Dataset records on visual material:
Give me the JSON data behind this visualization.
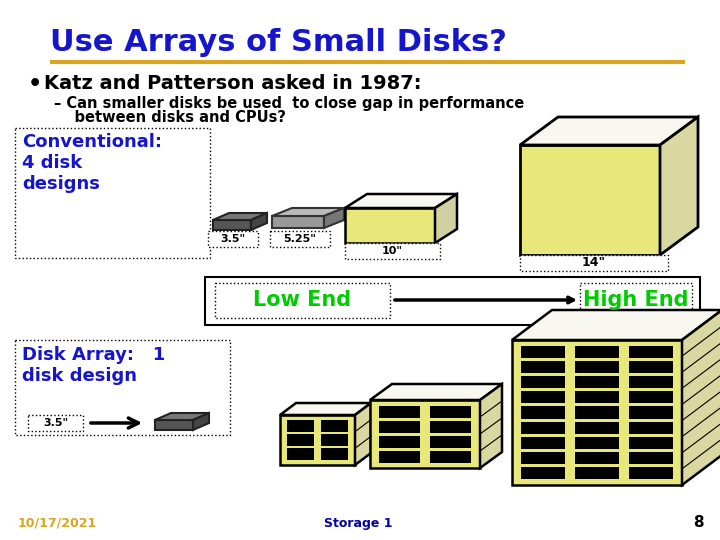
{
  "title": "Use Arrays of Small Disks?",
  "title_color": "#1515CC",
  "title_fontsize": 22,
  "separator_color": "#DAA520",
  "bg_color": "#FFFFFF",
  "bullet_text": "Katz and Patterson asked in 1987:",
  "bullet_color": "#000000",
  "bullet_fontsize": 14,
  "sub_bullet_line1": "– Can smaller disks be used  to close gap in performance",
  "sub_bullet_line2": "    between disks and CPUs?",
  "sub_bullet_color": "#000000",
  "sub_bullet_fontsize": 10.5,
  "conventional_label": "Conventional:\n4 disk\ndesigns",
  "conventional_color": "#1515CC",
  "disk_array_label": "Disk Array:   1\ndisk design",
  "disk_array_color": "#1515CC",
  "low_end_color": "#00CC00",
  "high_end_color": "#00CC00",
  "size_35": "3.5\"",
  "size_525": "5.25\"",
  "size_10": "10\"",
  "size_14": "14\"",
  "footer_date": "10/17/2021",
  "footer_date_color": "#DAA520",
  "footer_title": "Storage 1",
  "footer_title_color": "#0000AA",
  "footer_page": "8",
  "footer_page_color": "#000000",
  "box_border_color": "#000000",
  "disk_fill_yellow": "#E8E87A",
  "disk_fill_white": "#F8F8F0",
  "disk_fill_gray": "#AAAAAA",
  "arrow_color": "#111111"
}
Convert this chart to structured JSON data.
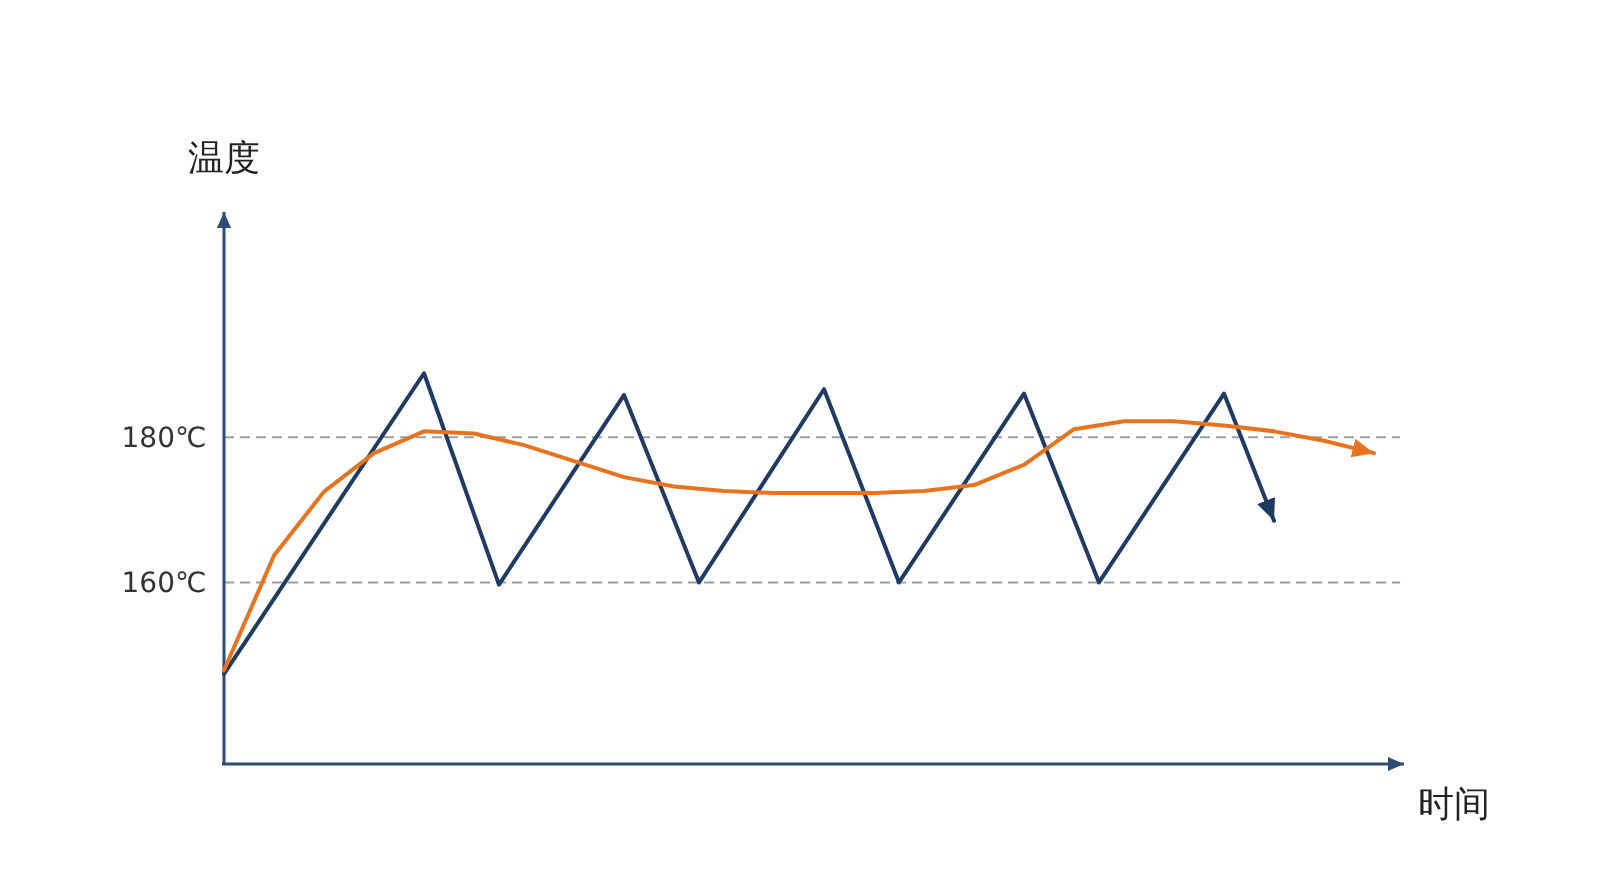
{
  "chart_data": {
    "type": "line",
    "xlabel": "时间",
    "ylabel": "温度",
    "categories": [
      null,
      null,
      null,
      null,
      null,
      null,
      null,
      null,
      null,
      null,
      null,
      null,
      null,
      null,
      null,
      null,
      null,
      null,
      null,
      null,
      null,
      null,
      null,
      null,
      null,
      null,
      null,
      null,
      null,
      null,
      null,
      null,
      null,
      null,
      null,
      null,
      null,
      null,
      null,
      null,
      null,
      null,
      null,
      null,
      null,
      null,
      null
    ],
    "ylim": [
      135,
      211
    ],
    "yticks": [
      {
        "value": 160,
        "label": "160℃"
      },
      {
        "value": 180,
        "label": "180℃"
      }
    ],
    "grid": "y",
    "tick_labels": "y",
    "series": [
      {
        "color": "#1f3b63",
        "values": [
          147.4,
          null,
          null,
          null,
          null,
          null,
          null,
          null,
          188.8,
          null,
          null,
          159.7,
          null,
          null,
          null,
          null,
          185.8,
          null,
          null,
          160,
          null,
          null,
          null,
          null,
          186.6,
          null,
          null,
          160,
          null,
          null,
          null,
          null,
          186,
          null,
          null,
          160,
          null,
          null,
          null,
          null,
          186,
          null,
          168.5,
          null,
          null,
          null,
          null
        ]
      },
      {
        "color": "#e8731f",
        "values": [
          147.9,
          null,
          163.7,
          null,
          172.5,
          null,
          177.8,
          null,
          180.8,
          null,
          180.5,
          null,
          178.9,
          null,
          176.7,
          null,
          174.5,
          null,
          173.2,
          null,
          172.6,
          null,
          172.3,
          null,
          172.3,
          null,
          172.3,
          null,
          172.6,
          null,
          173.4,
          null,
          176.2,
          null,
          181.1,
          null,
          182.2,
          null,
          182.2,
          null,
          181.6,
          null,
          180.8,
          null,
          179.5,
          null,
          177.8
        ]
      }
    ]
  }
}
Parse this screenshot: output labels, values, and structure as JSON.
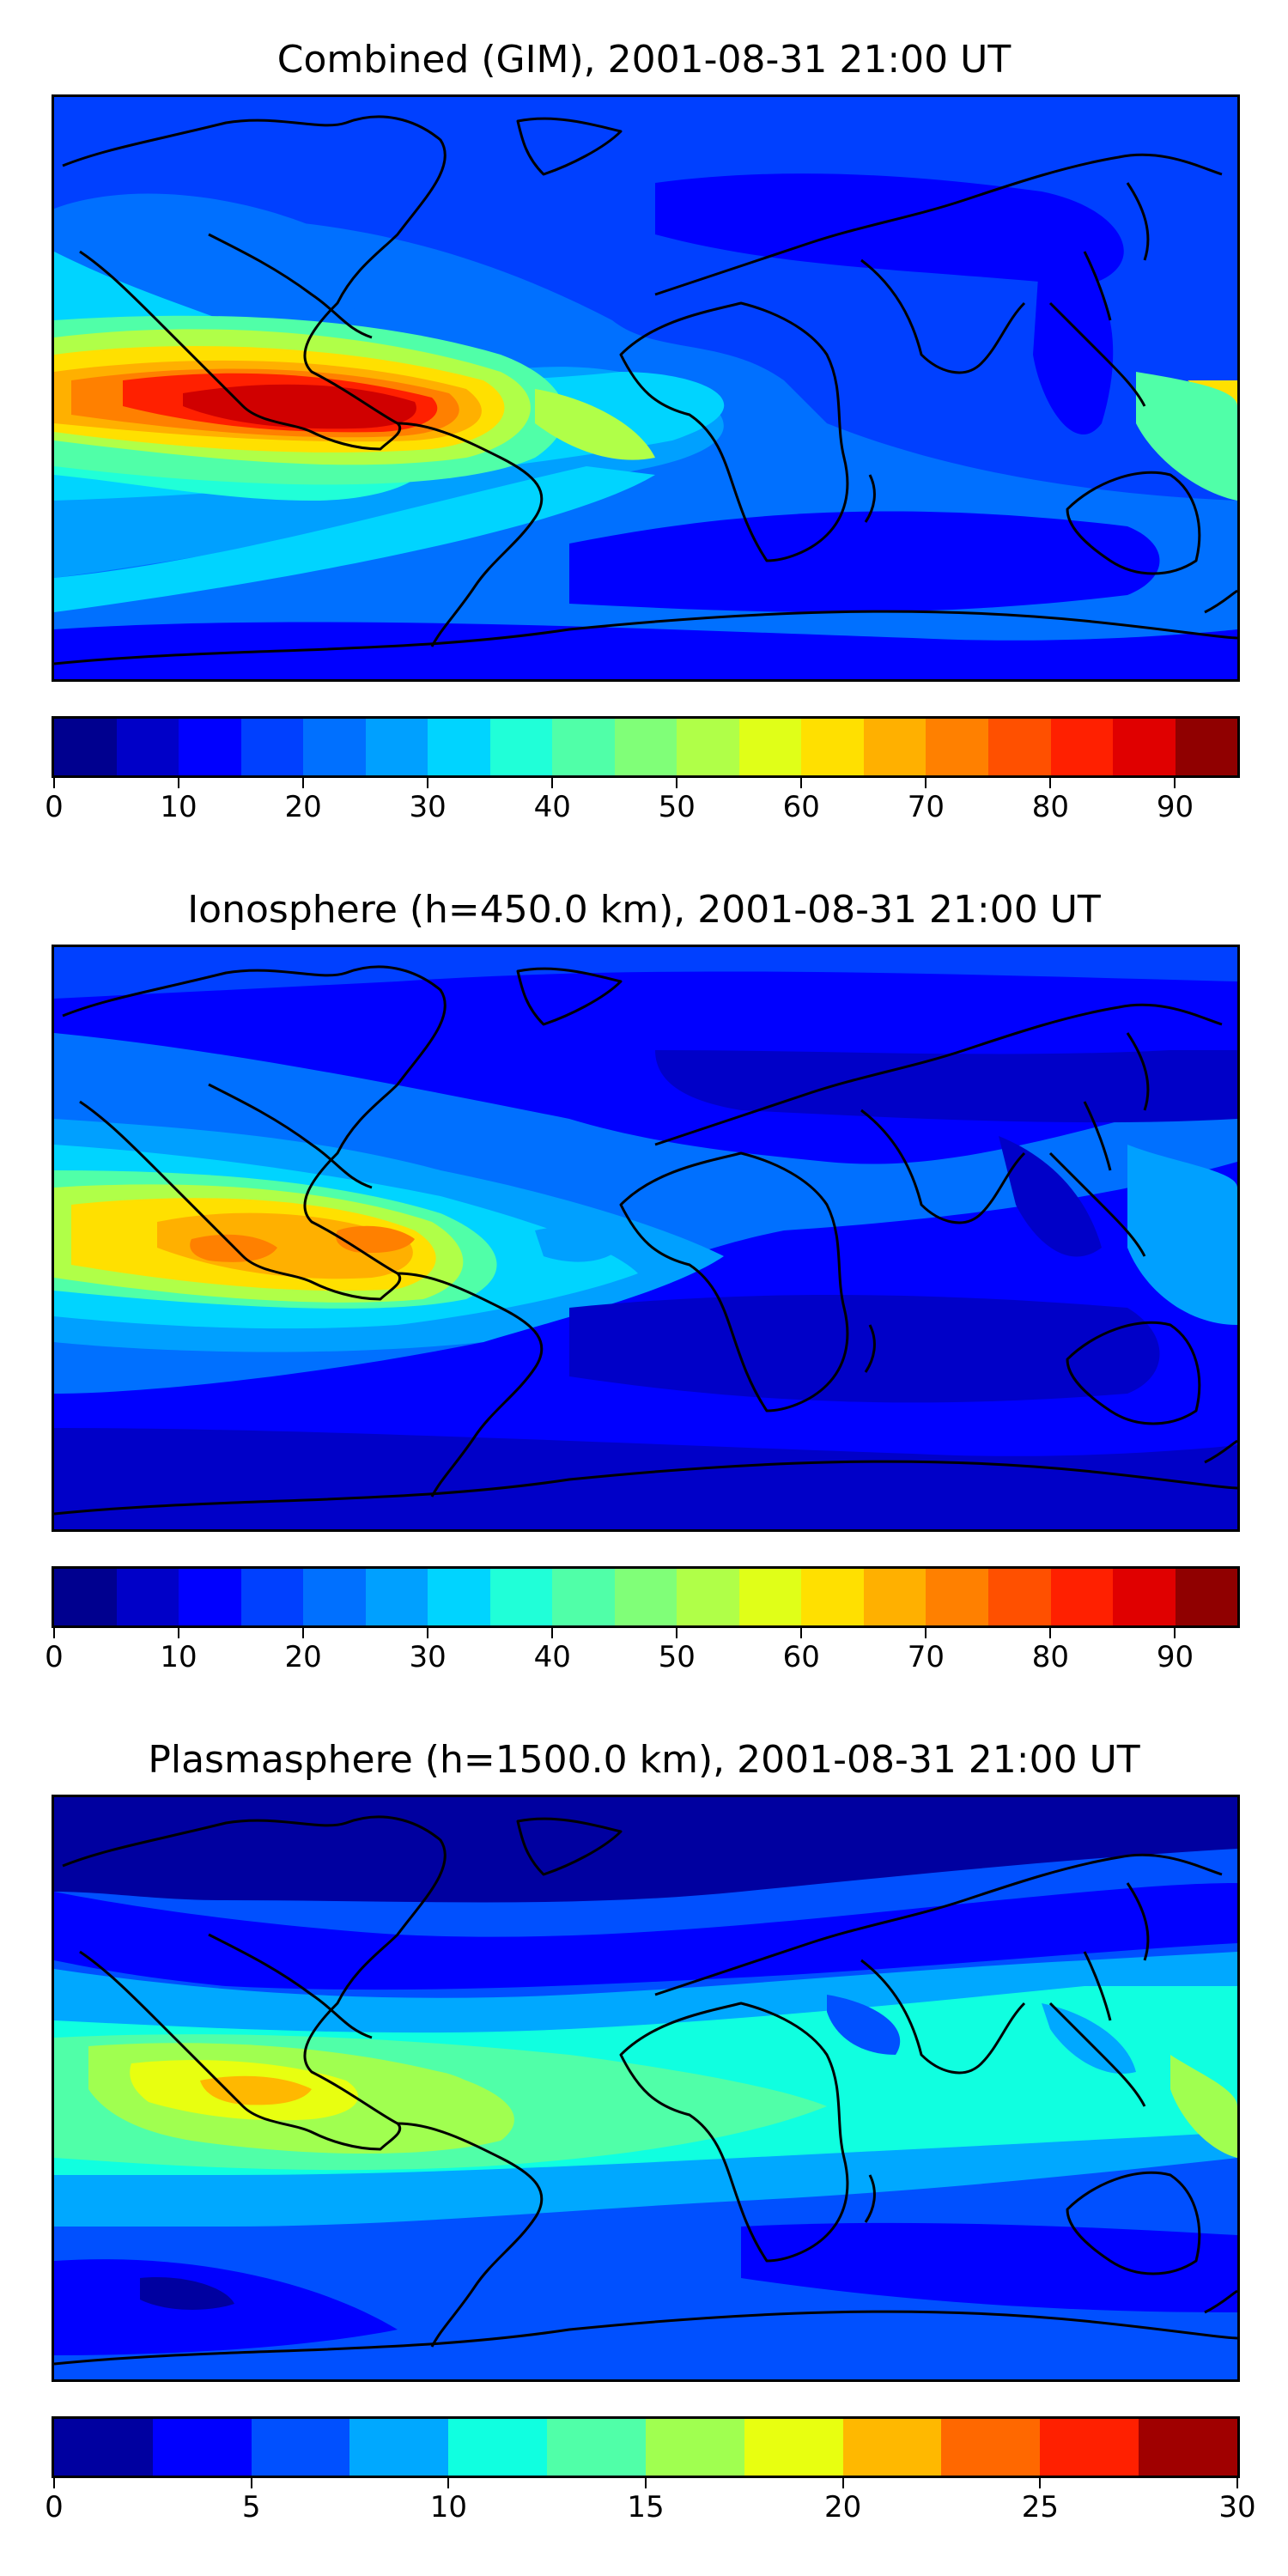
{
  "panels": [
    {
      "title": "Combined (GIM), 2001-08-31 21:00 UT",
      "colorbar": {
        "min": 0,
        "max": 95,
        "colors": [
          "#00008f",
          "#0000c8",
          "#0000ff",
          "#0040ff",
          "#0070ff",
          "#00a0ff",
          "#00d4ff",
          "#20ffd8",
          "#50ffa8",
          "#80ff78",
          "#b0ff48",
          "#e0ff18",
          "#ffe000",
          "#ffb000",
          "#ff8000",
          "#ff5000",
          "#ff2000",
          "#e00000",
          "#900000"
        ],
        "ticks": [
          "0",
          "10",
          "20",
          "30",
          "40",
          "50",
          "60",
          "70",
          "80",
          "90"
        ]
      }
    },
    {
      "title": "Ionosphere  (h=450.0 km), 2001-08-31 21:00 UT",
      "colorbar": {
        "min": 0,
        "max": 95,
        "colors": [
          "#00008f",
          "#0000c8",
          "#0000ff",
          "#0040ff",
          "#0070ff",
          "#00a0ff",
          "#00d4ff",
          "#20ffd8",
          "#50ffa8",
          "#80ff78",
          "#b0ff48",
          "#e0ff18",
          "#ffe000",
          "#ffb000",
          "#ff8000",
          "#ff5000",
          "#ff2000",
          "#e00000",
          "#900000"
        ],
        "ticks": [
          "0",
          "10",
          "20",
          "30",
          "40",
          "50",
          "60",
          "70",
          "80",
          "90"
        ]
      }
    },
    {
      "title": "Plasmasphere (h=1500.0 km), 2001-08-31 21:00 UT",
      "colorbar": {
        "min": 0,
        "max": 30,
        "colors": [
          "#0000a0",
          "#0000ff",
          "#0050ff",
          "#00a8ff",
          "#10ffe0",
          "#50ffa8",
          "#a0ff50",
          "#e8ff10",
          "#ffb800",
          "#ff6800",
          "#ff2000",
          "#a00000"
        ],
        "ticks": [
          "0",
          "5",
          "10",
          "15",
          "20",
          "25",
          "30"
        ]
      }
    }
  ]
}
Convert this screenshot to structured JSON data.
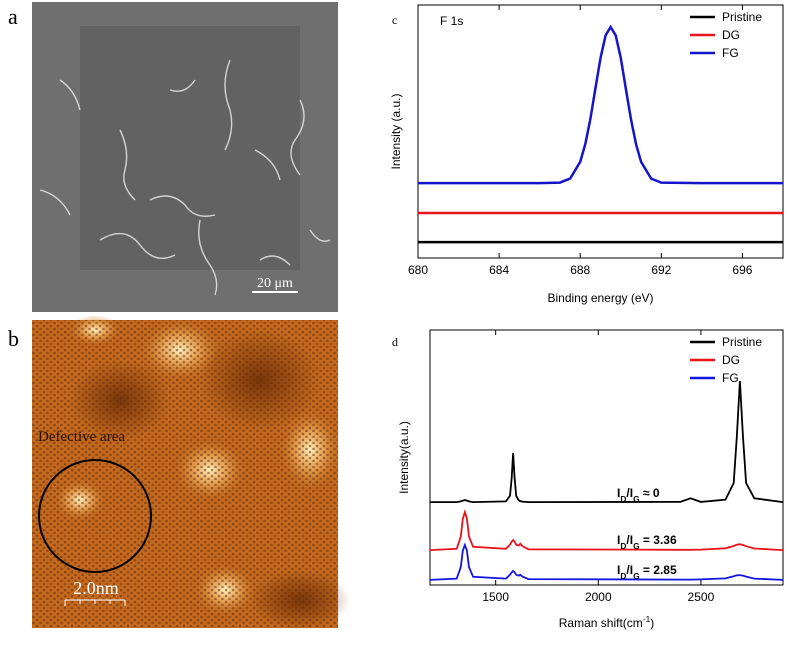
{
  "images": {
    "a": {
      "panel_label": "a",
      "scale_bar": "20 μm"
    },
    "b": {
      "panel_label": "b",
      "annotation": "Defective area",
      "scale_bar": "2.0nm"
    }
  },
  "chart_data": [
    {
      "type": "line",
      "panel_label": "c",
      "title": "F 1s",
      "xlabel": "Binding energy (eV)",
      "ylabel": "Intensity (a.u.)",
      "x": [
        680,
        682,
        684,
        686,
        687,
        687.5,
        688,
        688.25,
        688.5,
        688.75,
        689,
        689.25,
        689.5,
        689.75,
        690,
        690.25,
        690.5,
        690.75,
        691,
        691.5,
        692,
        694,
        696,
        698
      ],
      "series": [
        {
          "name": "Pristine",
          "color": "#000000",
          "values": [
            6.3,
            6.3,
            6.3,
            6.3,
            6.3,
            6.3,
            6.3,
            6.3,
            6.3,
            6.3,
            6.3,
            6.3,
            6.3,
            6.3,
            6.3,
            6.3,
            6.3,
            6.3,
            6.3,
            6.3,
            6.3,
            6.3,
            6.3,
            6.3
          ]
        },
        {
          "name": "DG",
          "color": "#e8141a",
          "values": [
            17.8,
            17.8,
            17.8,
            17.8,
            17.8,
            17.8,
            17.8,
            17.8,
            17.8,
            17.8,
            17.8,
            17.8,
            17.8,
            17.8,
            17.8,
            17.8,
            17.8,
            17.8,
            17.8,
            17.8,
            17.8,
            17.8,
            17.8,
            17.8
          ]
        },
        {
          "name": "FG",
          "color": "#1414c8",
          "values": [
            29.6,
            29.6,
            29.6,
            29.6,
            29.8,
            31.4,
            38.0,
            45.0,
            55.0,
            67.0,
            79.0,
            88.0,
            91.3,
            88.0,
            79.0,
            67.0,
            55.0,
            45.0,
            38.0,
            31.4,
            29.8,
            29.6,
            29.6,
            29.6
          ]
        }
      ],
      "xlim": [
        680,
        698
      ],
      "xticks": [
        680,
        684,
        688,
        692,
        696
      ],
      "ylim": [
        0,
        100
      ],
      "legend": "upper right"
    },
    {
      "type": "line",
      "panel_label": "d",
      "xlabel_parts": [
        "Raman shift(cm",
        "-1",
        ")"
      ],
      "ylabel": "Intensity(a.u.)",
      "x": [
        1180,
        1310,
        1330,
        1340,
        1350,
        1360,
        1370,
        1390,
        1550,
        1570,
        1578,
        1585,
        1592,
        1600,
        1612,
        1620,
        1630,
        1660,
        2400,
        2450,
        2500,
        2620,
        2660,
        2675,
        2690,
        2705,
        2720,
        2760,
        2900
      ],
      "series": [
        {
          "name": "Pristine",
          "color": "#000000",
          "values": [
            32.5,
            32.5,
            32.8,
            33.1,
            33.3,
            33.1,
            32.8,
            32.5,
            32.8,
            35,
            42,
            51.8,
            42,
            35,
            33.2,
            32.9,
            32.7,
            32.5,
            32.6,
            34,
            32.6,
            33.5,
            40,
            58,
            80,
            58,
            40,
            34,
            32.5
          ]
        },
        {
          "name": "DG",
          "color": "#e8141a",
          "values": [
            13.7,
            14.2,
            19,
            26,
            28.6,
            26,
            19,
            15,
            14.2,
            15.8,
            17,
            17.6,
            17,
            15.8,
            15.5,
            16.2,
            15.2,
            14,
            13.8,
            13.8,
            13.9,
            14.4,
            15.3,
            15.8,
            16,
            15.7,
            15.2,
            14.3,
            13.7
          ]
        },
        {
          "name": "FG",
          "color": "#1414e0",
          "values": [
            2,
            2.5,
            7,
            13.5,
            15.7,
            13.5,
            7,
            3.2,
            2.5,
            4,
            5,
            5.5,
            5,
            4,
            3.7,
            4,
            3.3,
            2.3,
            2.1,
            2.1,
            2.2,
            2.6,
            3.4,
            3.8,
            3.9,
            3.7,
            3.3,
            2.5,
            2
          ]
        }
      ],
      "annotations": [
        {
          "parts": [
            "I",
            "D",
            "/I",
            "G",
            " ≈  0"
          ]
        },
        {
          "parts": [
            "I",
            "D",
            "/I",
            "G",
            " = 3.36"
          ]
        },
        {
          "parts": [
            "I",
            "D",
            "/I",
            "G",
            " = 2.85"
          ]
        }
      ],
      "xlim": [
        1180,
        2900
      ],
      "xticks": [
        1500,
        2000,
        2500
      ],
      "ylim": [
        0,
        100
      ],
      "legend": "upper right"
    }
  ]
}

Exercise task: Gather and copy every line of the data in which the string "Convert" is found.

Task solution:
Convert this chart to structured JSON data.
Convert this screenshot to structured JSON data.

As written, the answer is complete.